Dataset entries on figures

#####

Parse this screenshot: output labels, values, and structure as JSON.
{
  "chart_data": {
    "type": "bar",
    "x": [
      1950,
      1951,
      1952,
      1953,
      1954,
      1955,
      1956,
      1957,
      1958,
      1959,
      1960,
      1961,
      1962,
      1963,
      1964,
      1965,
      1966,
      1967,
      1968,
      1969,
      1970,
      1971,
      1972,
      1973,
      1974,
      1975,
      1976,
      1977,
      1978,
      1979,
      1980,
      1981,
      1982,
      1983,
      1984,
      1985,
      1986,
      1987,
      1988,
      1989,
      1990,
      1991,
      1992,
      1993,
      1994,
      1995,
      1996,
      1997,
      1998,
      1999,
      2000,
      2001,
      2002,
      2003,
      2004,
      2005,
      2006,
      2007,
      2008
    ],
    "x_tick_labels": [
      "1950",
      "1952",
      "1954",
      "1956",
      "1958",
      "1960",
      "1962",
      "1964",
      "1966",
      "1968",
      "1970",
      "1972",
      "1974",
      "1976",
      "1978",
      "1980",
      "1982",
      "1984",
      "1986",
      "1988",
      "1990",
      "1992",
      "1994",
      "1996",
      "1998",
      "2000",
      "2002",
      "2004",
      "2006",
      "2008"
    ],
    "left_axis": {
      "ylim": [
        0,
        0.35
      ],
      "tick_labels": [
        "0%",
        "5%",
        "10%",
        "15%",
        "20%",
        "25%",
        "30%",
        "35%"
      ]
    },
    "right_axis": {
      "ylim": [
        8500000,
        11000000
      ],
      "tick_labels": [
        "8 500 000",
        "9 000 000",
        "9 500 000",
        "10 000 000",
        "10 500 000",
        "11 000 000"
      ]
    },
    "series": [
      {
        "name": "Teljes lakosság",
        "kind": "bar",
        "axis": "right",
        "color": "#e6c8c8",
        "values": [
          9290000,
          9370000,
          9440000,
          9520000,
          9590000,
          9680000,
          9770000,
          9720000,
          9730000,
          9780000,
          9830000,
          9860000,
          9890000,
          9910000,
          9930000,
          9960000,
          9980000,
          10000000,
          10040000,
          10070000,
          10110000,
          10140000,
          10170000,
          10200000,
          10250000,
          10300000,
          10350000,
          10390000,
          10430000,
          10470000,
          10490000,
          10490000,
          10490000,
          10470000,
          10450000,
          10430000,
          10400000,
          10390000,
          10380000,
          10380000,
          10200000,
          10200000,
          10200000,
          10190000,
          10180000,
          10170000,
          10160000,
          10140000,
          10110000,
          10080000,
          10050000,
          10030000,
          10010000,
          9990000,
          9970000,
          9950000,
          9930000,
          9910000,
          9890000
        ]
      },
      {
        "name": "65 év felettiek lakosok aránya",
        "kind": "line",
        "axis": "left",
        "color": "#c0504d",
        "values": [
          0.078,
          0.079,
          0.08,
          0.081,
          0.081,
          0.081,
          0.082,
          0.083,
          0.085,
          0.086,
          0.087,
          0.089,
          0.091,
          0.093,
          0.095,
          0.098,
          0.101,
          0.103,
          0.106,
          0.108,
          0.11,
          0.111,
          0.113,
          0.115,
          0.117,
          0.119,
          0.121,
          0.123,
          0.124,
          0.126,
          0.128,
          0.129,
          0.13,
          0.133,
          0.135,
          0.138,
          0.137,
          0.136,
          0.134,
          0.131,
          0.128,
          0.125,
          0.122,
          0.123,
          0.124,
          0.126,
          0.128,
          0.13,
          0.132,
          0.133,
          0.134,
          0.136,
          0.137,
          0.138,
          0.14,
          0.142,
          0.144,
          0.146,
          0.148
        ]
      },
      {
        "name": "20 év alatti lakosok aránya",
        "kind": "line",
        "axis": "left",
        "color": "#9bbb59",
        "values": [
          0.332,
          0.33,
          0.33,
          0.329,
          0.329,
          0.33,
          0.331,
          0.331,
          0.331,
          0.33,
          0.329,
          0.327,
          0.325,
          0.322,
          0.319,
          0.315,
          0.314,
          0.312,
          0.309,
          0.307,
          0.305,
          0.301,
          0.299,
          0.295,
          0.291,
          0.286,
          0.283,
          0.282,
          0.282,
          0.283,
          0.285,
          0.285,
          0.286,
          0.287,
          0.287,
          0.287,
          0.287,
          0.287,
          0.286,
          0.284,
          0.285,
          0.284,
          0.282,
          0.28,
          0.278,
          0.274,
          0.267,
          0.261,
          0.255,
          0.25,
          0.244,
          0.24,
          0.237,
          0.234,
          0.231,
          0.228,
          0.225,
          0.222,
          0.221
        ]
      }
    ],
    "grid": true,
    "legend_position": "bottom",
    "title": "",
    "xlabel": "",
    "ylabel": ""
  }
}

#####

◆ **DIRECTIONS FOR THIS TASK**:
Each entry above needs to be retyped exactly.

◆ **ANSWER**:
Parse this screenshot: output labels, values, and structure as JSON.
{
  "chart_data": {
    "type": "bar",
    "x": [
      1950,
      1951,
      1952,
      1953,
      1954,
      1955,
      1956,
      1957,
      1958,
      1959,
      1960,
      1961,
      1962,
      1963,
      1964,
      1965,
      1966,
      1967,
      1968,
      1969,
      1970,
      1971,
      1972,
      1973,
      1974,
      1975,
      1976,
      1977,
      1978,
      1979,
      1980,
      1981,
      1982,
      1983,
      1984,
      1985,
      1986,
      1987,
      1988,
      1989,
      1990,
      1991,
      1992,
      1993,
      1994,
      1995,
      1996,
      1997,
      1998,
      1999,
      2000,
      2001,
      2002,
      2003,
      2004,
      2005,
      2006,
      2007,
      2008
    ],
    "x_tick_labels": [
      "1950",
      "1952",
      "1954",
      "1956",
      "1958",
      "1960",
      "1962",
      "1964",
      "1966",
      "1968",
      "1970",
      "1972",
      "1974",
      "1976",
      "1978",
      "1980",
      "1982",
      "1984",
      "1986",
      "1988",
      "1990",
      "1992",
      "1994",
      "1996",
      "1998",
      "2000",
      "2002",
      "2004",
      "2006",
      "2008"
    ],
    "left_axis": {
      "ylim": [
        0,
        0.35
      ],
      "tick_labels": [
        "0%",
        "5%",
        "10%",
        "15%",
        "20%",
        "25%",
        "30%",
        "35%"
      ]
    },
    "right_axis": {
      "ylim": [
        8500000,
        11000000
      ],
      "tick_labels": [
        "8 500 000",
        "9 000 000",
        "9 500 000",
        "10 000 000",
        "10 500 000",
        "11 000 000"
      ]
    },
    "series": [
      {
        "name": "Teljes lakosság",
        "kind": "bar",
        "axis": "right",
        "color": "#e6c8c8",
        "values": [
          9290000,
          9370000,
          9440000,
          9520000,
          9590000,
          9680000,
          9770000,
          9720000,
          9730000,
          9780000,
          9830000,
          9860000,
          9890000,
          9910000,
          9930000,
          9960000,
          9980000,
          10000000,
          10040000,
          10070000,
          10110000,
          10140000,
          10170000,
          10200000,
          10250000,
          10300000,
          10350000,
          10390000,
          10430000,
          10470000,
          10490000,
          10490000,
          10490000,
          10470000,
          10450000,
          10430000,
          10400000,
          10390000,
          10380000,
          10380000,
          10200000,
          10200000,
          10200000,
          10190000,
          10180000,
          10170000,
          10160000,
          10140000,
          10110000,
          10080000,
          10050000,
          10030000,
          10010000,
          9990000,
          9970000,
          9950000,
          9930000,
          9910000,
          9890000
        ]
      },
      {
        "name": "65 év felettiek lakosok aránya",
        "kind": "line",
        "axis": "left",
        "color": "#c0504d",
        "values": [
          0.078,
          0.079,
          0.08,
          0.081,
          0.081,
          0.081,
          0.082,
          0.083,
          0.085,
          0.086,
          0.087,
          0.089,
          0.091,
          0.093,
          0.095,
          0.098,
          0.101,
          0.103,
          0.106,
          0.108,
          0.11,
          0.111,
          0.113,
          0.115,
          0.117,
          0.119,
          0.121,
          0.123,
          0.124,
          0.126,
          0.128,
          0.129,
          0.13,
          0.133,
          0.135,
          0.138,
          0.137,
          0.136,
          0.134,
          0.131,
          0.128,
          0.125,
          0.122,
          0.123,
          0.124,
          0.126,
          0.128,
          0.13,
          0.132,
          0.133,
          0.134,
          0.136,
          0.137,
          0.138,
          0.14,
          0.142,
          0.144,
          0.146,
          0.148
        ]
      },
      {
        "name": "20 év alatti lakosok aránya",
        "kind": "line",
        "axis": "left",
        "color": "#9bbb59",
        "values": [
          0.332,
          0.33,
          0.33,
          0.329,
          0.329,
          0.33,
          0.331,
          0.331,
          0.331,
          0.33,
          0.329,
          0.327,
          0.325,
          0.322,
          0.319,
          0.315,
          0.314,
          0.312,
          0.309,
          0.307,
          0.305,
          0.301,
          0.299,
          0.295,
          0.291,
          0.286,
          0.283,
          0.282,
          0.282,
          0.283,
          0.285,
          0.285,
          0.286,
          0.287,
          0.287,
          0.287,
          0.287,
          0.287,
          0.286,
          0.284,
          0.285,
          0.284,
          0.282,
          0.28,
          0.278,
          0.274,
          0.267,
          0.261,
          0.255,
          0.25,
          0.244,
          0.24,
          0.237,
          0.234,
          0.231,
          0.228,
          0.225,
          0.222,
          0.221
        ]
      }
    ],
    "grid": true,
    "legend_position": "bottom",
    "title": "",
    "xlabel": "",
    "ylabel": ""
  }
}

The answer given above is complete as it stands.